• [PROBLEM DETAILS]: Output every line exactly as written. Leave out pictures.

• [DATA]:
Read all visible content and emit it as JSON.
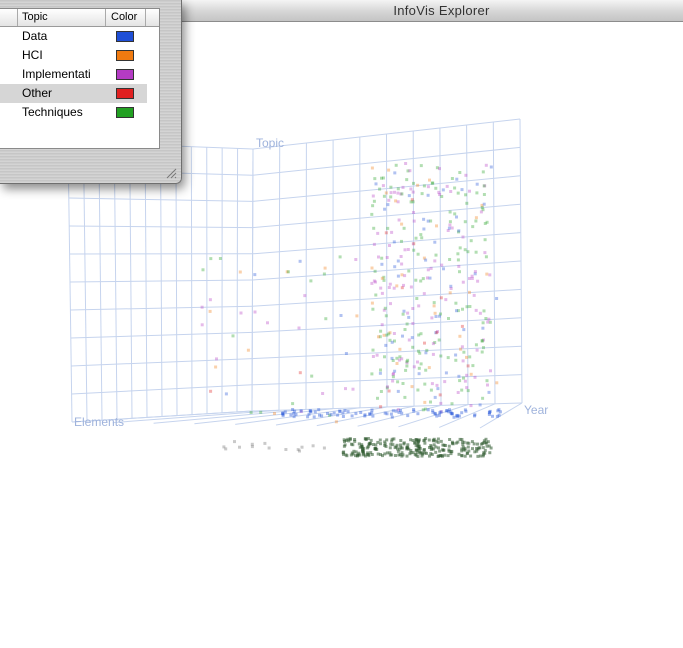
{
  "window": {
    "title": "InfoVis Explorer"
  },
  "legend": {
    "columns": [
      "Topic",
      "Color"
    ],
    "items": [
      {
        "label": "Data",
        "color": "#1f4fd6",
        "selected": false
      },
      {
        "label": "HCI",
        "color": "#f07a10",
        "selected": false
      },
      {
        "label": "Implementati",
        "color": "#b43bc4",
        "selected": false
      },
      {
        "label": "Other",
        "color": "#e02020",
        "selected": true
      },
      {
        "label": "Techniques",
        "color": "#22a022",
        "selected": false
      }
    ]
  },
  "axes": {
    "vertical": "Topic",
    "horizontal": "Year",
    "depth": "Elements"
  },
  "colors": {
    "grid": "#c6d4ee",
    "axis_label": "#9fb3dc",
    "shadow_points": "#2e5a2e"
  }
}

• [TASK RESULT]:
Read all visible content and emit it as JSON.
{
  "window": {
    "title": "InfoVis Explorer"
  },
  "legend": {
    "columns": [
      "Topic",
      "Color"
    ],
    "items": [
      {
        "label": "Data",
        "color": "#1f4fd6",
        "selected": false
      },
      {
        "label": "HCI",
        "color": "#f07a10",
        "selected": false
      },
      {
        "label": "Implementati",
        "color": "#b43bc4",
        "selected": false
      },
      {
        "label": "Other",
        "color": "#e02020",
        "selected": true
      },
      {
        "label": "Techniques",
        "color": "#22a022",
        "selected": false
      }
    ]
  },
  "axes": {
    "vertical": "Topic",
    "horizontal": "Year",
    "depth": "Elements"
  },
  "colors": {
    "grid": "#c6d4ee",
    "axis_label": "#9fb3dc",
    "shadow_points": "#2e5a2e"
  }
}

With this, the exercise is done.